[Start of DATASET RECORDS]

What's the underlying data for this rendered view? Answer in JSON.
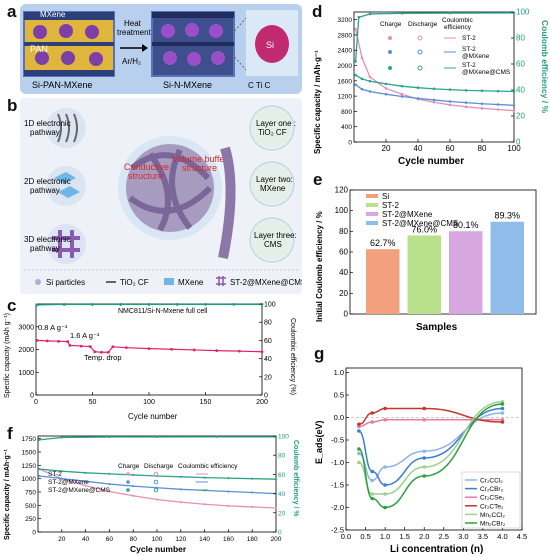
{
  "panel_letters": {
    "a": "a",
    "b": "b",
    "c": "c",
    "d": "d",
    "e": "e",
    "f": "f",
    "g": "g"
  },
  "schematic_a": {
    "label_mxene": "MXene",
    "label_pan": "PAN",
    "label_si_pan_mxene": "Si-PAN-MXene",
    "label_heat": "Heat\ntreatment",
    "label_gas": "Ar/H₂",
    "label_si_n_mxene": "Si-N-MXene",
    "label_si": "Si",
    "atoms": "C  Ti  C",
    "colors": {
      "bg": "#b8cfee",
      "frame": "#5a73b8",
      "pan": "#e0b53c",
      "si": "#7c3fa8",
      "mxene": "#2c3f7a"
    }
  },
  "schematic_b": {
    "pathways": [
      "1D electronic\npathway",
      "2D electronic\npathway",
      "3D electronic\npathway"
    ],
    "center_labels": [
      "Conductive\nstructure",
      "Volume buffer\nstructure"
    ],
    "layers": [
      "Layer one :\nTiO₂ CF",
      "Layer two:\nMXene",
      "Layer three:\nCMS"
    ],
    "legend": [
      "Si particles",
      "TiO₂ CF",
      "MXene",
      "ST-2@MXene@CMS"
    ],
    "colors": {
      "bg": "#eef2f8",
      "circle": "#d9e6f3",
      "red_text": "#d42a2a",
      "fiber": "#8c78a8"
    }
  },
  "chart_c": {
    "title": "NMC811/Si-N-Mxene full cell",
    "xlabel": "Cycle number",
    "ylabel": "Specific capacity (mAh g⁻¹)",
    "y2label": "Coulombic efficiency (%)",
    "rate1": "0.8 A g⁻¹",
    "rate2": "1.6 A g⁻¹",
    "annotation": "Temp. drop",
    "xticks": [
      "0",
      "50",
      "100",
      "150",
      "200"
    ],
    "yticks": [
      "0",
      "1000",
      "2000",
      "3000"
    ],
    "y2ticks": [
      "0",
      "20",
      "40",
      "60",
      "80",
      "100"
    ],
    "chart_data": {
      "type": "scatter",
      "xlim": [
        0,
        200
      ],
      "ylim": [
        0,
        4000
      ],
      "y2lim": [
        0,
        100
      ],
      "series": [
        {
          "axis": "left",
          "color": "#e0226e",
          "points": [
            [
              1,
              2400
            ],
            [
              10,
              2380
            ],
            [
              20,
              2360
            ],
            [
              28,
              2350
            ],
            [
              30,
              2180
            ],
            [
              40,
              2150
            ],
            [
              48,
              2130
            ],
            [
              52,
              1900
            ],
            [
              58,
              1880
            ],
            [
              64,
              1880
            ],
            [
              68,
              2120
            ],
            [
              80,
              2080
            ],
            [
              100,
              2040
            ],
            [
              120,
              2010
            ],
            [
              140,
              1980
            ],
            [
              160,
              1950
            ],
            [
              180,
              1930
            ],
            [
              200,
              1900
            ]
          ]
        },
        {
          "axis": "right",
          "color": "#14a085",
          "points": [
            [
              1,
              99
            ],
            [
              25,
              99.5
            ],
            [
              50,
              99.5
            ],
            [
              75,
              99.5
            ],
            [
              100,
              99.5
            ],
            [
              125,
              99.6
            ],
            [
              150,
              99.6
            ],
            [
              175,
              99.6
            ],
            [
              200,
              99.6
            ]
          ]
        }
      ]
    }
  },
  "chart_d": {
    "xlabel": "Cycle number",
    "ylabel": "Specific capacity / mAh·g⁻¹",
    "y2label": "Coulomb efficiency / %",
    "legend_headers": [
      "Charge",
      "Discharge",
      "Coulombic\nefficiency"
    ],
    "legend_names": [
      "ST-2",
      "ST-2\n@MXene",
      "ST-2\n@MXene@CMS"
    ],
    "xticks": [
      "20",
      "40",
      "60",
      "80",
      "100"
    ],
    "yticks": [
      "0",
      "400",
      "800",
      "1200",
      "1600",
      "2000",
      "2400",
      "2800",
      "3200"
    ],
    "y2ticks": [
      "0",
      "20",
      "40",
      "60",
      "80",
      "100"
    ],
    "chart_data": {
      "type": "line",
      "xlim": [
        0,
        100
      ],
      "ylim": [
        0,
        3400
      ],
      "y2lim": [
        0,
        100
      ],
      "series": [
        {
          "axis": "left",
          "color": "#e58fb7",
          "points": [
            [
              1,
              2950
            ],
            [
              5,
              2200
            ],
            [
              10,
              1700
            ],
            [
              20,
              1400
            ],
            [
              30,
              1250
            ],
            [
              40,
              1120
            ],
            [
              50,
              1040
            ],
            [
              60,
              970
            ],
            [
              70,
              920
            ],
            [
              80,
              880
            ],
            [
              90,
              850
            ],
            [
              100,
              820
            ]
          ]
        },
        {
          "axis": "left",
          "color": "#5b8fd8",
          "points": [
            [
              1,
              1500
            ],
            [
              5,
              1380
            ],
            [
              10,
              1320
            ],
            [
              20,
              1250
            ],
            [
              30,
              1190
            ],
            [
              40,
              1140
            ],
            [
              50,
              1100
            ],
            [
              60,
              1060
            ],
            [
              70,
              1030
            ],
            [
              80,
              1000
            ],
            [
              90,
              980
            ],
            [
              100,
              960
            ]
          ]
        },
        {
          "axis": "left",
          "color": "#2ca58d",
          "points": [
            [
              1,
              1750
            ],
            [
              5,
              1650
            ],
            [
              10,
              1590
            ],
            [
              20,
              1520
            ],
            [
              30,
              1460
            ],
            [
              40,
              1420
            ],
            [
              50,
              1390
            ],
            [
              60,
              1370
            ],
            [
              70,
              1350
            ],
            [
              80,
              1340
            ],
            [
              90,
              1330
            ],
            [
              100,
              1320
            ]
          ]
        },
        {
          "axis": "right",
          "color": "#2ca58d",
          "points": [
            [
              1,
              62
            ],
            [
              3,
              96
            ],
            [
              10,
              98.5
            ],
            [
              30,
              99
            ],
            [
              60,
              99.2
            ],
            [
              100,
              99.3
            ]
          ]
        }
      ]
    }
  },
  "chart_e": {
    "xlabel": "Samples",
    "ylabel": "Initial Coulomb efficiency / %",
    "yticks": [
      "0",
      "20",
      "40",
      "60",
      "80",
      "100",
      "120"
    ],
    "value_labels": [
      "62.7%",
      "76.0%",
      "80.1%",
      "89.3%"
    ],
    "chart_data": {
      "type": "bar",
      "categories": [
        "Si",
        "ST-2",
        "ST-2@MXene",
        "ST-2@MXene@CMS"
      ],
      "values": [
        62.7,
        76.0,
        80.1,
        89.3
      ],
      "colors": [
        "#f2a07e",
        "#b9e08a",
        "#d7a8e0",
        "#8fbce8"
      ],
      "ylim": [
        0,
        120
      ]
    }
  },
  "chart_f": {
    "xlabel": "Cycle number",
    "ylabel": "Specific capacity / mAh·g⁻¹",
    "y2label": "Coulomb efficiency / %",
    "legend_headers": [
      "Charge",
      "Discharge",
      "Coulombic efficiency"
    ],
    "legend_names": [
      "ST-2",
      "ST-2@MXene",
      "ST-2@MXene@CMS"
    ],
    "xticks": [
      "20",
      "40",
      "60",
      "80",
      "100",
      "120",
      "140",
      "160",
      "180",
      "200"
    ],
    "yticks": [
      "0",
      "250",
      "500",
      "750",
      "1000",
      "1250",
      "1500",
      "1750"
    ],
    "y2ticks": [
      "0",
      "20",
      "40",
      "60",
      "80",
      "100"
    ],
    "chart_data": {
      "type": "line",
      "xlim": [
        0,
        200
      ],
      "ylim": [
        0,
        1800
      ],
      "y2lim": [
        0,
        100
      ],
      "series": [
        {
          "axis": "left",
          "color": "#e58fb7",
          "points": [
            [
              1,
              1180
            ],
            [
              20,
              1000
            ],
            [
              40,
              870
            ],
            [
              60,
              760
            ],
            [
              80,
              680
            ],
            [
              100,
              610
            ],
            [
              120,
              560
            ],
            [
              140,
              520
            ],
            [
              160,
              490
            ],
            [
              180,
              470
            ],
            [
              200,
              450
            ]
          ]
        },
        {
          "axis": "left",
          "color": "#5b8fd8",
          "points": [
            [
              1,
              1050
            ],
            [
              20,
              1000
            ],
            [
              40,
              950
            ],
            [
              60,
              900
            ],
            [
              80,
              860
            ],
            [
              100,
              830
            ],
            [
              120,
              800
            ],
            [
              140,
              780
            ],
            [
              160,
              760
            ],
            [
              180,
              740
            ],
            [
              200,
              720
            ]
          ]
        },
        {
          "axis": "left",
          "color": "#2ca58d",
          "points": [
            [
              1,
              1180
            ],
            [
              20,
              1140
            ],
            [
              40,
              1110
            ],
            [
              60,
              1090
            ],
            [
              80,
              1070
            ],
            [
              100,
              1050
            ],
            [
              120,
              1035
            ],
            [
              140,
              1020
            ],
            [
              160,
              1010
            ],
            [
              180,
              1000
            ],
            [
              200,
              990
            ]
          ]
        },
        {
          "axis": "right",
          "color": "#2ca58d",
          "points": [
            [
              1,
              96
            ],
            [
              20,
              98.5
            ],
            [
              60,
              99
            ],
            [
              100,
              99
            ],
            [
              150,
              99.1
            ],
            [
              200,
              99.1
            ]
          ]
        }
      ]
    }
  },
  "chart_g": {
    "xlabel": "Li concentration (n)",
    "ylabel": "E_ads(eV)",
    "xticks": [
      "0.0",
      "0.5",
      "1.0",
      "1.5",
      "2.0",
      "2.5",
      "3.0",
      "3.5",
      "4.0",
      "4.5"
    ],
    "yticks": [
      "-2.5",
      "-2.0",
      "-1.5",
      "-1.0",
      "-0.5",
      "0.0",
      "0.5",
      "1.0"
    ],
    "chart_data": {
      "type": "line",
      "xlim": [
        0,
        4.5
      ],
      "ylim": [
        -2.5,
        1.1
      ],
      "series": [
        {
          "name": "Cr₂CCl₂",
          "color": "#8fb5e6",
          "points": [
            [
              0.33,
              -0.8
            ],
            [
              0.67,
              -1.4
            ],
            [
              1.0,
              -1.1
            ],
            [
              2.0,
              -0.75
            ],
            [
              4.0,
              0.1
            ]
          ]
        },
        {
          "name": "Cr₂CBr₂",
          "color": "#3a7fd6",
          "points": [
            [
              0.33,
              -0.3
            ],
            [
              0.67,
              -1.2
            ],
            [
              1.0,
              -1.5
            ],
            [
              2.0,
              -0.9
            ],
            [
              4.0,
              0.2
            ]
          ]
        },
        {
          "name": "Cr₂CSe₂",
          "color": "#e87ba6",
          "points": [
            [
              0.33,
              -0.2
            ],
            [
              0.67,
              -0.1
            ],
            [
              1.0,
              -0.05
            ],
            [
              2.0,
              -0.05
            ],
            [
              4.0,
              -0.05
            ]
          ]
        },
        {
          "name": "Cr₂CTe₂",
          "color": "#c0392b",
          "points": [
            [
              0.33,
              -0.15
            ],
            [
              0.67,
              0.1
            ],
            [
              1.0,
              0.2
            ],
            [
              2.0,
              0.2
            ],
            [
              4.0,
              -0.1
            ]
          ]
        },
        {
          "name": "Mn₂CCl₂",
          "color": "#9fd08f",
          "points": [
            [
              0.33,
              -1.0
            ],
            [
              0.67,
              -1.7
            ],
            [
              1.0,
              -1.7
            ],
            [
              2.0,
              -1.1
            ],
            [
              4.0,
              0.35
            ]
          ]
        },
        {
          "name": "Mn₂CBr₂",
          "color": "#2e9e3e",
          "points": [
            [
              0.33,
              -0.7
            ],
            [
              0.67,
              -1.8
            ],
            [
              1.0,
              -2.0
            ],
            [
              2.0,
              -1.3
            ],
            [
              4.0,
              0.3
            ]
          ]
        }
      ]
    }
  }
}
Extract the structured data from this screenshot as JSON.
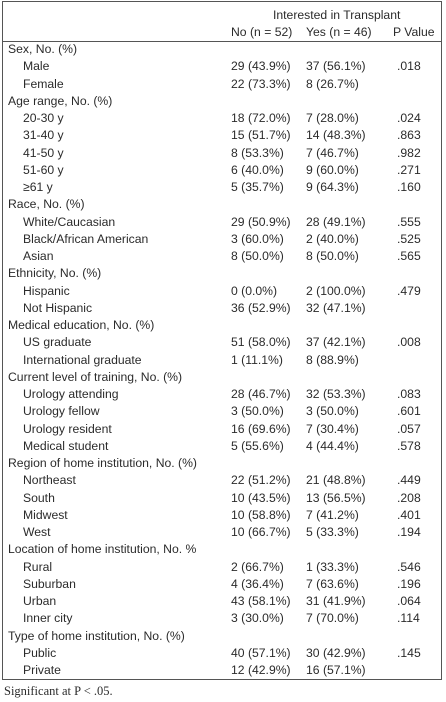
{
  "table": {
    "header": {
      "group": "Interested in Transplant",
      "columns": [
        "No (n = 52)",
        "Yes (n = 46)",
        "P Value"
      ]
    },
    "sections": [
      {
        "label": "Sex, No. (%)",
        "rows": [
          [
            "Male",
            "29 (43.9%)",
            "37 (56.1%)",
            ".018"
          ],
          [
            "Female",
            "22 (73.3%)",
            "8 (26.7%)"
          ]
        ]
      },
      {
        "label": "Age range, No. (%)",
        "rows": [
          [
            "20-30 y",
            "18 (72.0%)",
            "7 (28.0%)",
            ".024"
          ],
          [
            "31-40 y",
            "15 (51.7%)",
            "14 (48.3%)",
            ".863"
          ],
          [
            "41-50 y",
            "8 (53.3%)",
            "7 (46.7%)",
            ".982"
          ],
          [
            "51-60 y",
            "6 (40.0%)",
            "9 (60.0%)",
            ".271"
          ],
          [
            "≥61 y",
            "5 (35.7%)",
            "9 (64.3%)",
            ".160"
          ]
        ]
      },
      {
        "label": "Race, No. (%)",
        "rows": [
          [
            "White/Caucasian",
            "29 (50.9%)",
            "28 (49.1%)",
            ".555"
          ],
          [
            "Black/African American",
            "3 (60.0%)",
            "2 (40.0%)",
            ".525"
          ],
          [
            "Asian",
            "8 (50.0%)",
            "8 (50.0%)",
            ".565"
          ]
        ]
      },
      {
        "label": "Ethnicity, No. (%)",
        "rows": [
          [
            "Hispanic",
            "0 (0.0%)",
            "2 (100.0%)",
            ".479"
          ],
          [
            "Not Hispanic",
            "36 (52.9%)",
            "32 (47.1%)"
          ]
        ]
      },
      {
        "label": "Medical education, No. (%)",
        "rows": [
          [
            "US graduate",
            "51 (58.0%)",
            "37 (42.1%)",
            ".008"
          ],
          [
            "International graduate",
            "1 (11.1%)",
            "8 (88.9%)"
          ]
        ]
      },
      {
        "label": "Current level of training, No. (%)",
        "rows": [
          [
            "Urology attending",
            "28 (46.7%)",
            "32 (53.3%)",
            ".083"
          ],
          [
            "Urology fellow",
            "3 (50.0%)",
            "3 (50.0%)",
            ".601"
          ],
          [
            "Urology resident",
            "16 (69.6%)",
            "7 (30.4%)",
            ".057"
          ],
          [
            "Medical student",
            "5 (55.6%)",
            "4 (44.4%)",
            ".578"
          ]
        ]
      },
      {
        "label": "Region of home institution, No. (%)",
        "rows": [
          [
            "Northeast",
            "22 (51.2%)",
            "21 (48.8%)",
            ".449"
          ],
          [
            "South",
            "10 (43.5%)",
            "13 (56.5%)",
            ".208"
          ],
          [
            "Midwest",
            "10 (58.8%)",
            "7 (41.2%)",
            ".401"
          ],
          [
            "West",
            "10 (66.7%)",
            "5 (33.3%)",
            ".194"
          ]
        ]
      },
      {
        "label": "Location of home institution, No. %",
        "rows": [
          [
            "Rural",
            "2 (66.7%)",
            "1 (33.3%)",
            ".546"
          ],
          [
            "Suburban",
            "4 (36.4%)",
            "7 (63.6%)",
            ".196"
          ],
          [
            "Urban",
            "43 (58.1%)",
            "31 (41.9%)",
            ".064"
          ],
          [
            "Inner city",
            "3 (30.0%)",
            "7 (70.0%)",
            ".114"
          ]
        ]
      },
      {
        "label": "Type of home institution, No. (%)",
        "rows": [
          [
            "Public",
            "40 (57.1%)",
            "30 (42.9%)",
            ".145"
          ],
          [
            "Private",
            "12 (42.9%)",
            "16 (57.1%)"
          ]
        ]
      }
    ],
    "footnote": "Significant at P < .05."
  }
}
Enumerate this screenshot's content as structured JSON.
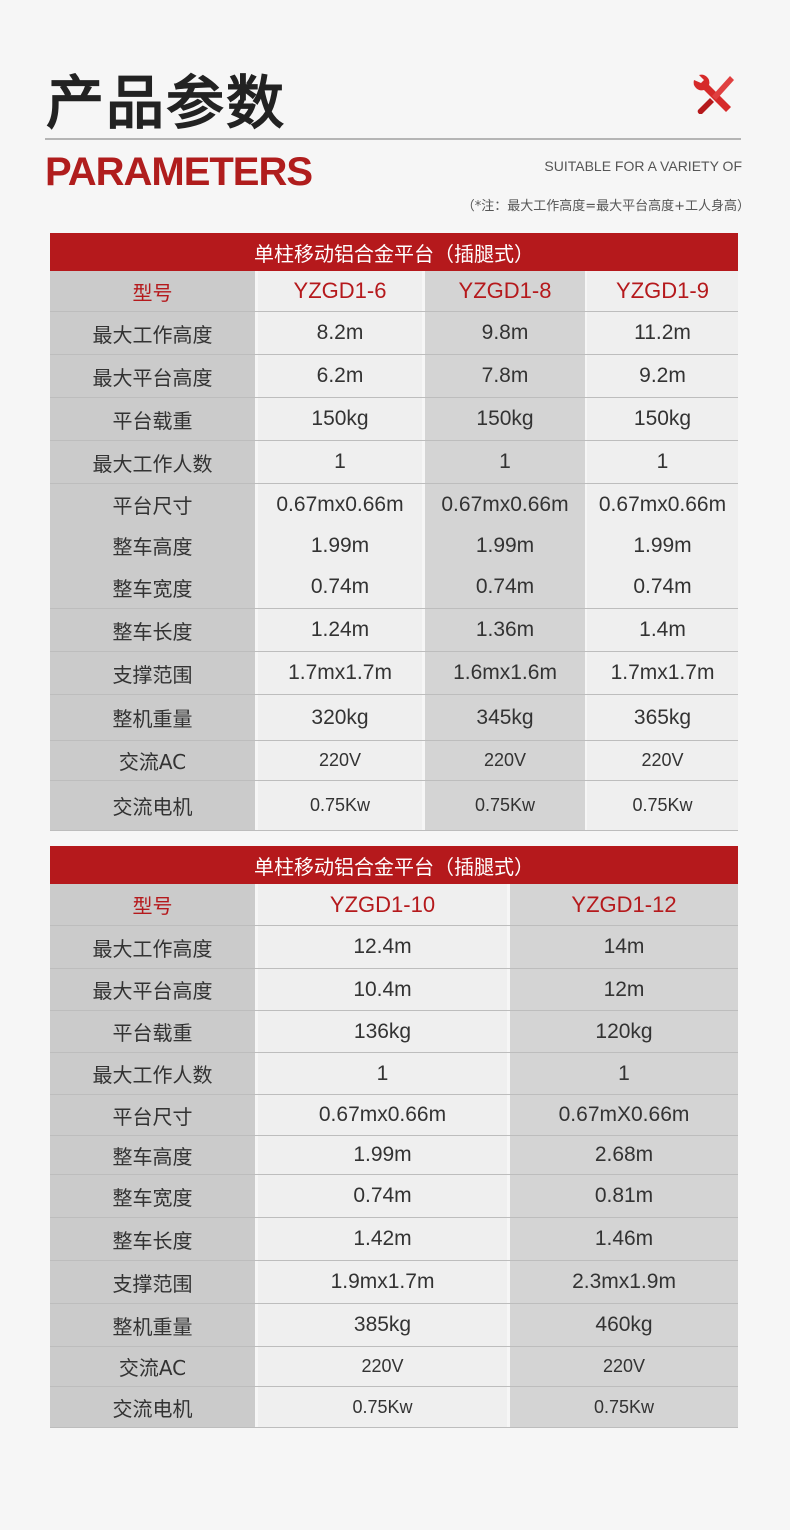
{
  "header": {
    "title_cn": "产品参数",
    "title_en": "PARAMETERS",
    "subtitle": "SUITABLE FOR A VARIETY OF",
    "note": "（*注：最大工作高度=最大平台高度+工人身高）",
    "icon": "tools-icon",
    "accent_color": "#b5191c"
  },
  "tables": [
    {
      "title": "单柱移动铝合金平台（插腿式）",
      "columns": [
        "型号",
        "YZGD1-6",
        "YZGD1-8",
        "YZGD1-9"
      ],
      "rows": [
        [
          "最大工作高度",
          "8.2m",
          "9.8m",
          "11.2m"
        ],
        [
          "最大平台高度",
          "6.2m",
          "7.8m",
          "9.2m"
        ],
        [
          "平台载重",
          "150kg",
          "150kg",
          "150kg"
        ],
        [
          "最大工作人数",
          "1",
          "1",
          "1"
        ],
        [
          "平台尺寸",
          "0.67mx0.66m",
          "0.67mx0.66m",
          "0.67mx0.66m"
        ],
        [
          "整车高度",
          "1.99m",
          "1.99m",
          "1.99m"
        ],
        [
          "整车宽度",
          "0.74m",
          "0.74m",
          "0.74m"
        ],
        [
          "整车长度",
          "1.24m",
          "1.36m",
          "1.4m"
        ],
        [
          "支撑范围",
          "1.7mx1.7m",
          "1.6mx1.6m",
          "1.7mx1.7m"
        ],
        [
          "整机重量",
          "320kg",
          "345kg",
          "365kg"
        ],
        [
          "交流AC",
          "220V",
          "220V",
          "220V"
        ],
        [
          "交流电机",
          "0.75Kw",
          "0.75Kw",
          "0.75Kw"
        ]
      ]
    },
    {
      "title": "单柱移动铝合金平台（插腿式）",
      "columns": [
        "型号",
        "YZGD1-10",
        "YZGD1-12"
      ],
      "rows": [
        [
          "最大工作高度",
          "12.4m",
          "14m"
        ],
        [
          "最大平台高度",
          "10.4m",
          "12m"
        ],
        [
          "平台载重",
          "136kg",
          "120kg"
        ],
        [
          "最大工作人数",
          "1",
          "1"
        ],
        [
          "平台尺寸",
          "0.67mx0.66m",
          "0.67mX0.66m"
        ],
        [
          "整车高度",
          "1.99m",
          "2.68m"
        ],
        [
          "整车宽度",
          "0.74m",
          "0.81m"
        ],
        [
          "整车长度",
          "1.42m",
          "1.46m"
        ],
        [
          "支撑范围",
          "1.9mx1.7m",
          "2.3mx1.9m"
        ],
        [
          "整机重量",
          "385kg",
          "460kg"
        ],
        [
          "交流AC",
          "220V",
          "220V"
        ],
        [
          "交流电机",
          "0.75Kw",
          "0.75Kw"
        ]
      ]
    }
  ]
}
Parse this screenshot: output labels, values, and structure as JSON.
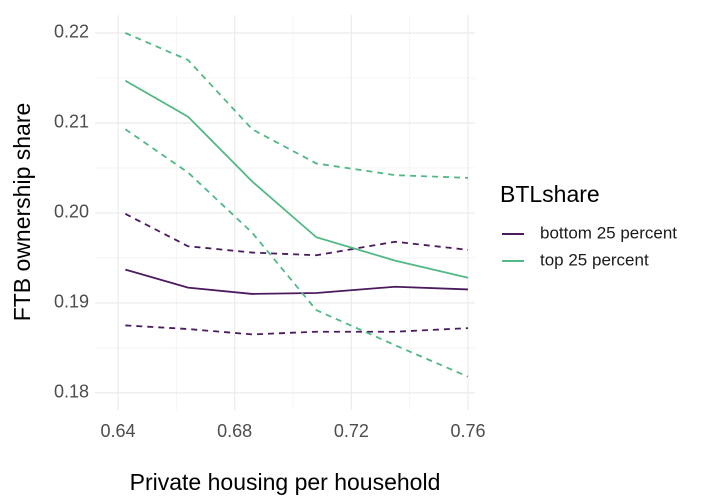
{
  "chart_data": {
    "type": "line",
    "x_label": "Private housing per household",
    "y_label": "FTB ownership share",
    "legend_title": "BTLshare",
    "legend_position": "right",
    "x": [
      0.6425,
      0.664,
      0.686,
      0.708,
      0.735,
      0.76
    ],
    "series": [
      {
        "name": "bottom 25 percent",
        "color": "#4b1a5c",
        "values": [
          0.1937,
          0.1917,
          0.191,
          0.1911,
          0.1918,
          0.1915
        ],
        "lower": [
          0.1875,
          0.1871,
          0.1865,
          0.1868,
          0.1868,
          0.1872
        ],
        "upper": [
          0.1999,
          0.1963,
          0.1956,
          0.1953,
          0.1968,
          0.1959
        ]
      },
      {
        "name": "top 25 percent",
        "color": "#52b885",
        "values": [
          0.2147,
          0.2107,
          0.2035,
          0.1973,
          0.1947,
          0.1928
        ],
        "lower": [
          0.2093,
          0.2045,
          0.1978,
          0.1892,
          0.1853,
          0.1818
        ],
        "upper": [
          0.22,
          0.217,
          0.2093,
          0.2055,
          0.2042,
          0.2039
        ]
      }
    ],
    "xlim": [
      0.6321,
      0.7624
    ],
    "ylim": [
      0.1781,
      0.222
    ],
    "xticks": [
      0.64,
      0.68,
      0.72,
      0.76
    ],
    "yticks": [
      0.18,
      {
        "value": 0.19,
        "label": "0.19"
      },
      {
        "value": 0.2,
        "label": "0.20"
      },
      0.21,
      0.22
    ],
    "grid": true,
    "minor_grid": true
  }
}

[End of DATASET RECORDS]

▶ **EXERCISE DETAILS**: Give only the number of lines in the listing above that include the string "Private".

▶ **RESULT BELOW**: 2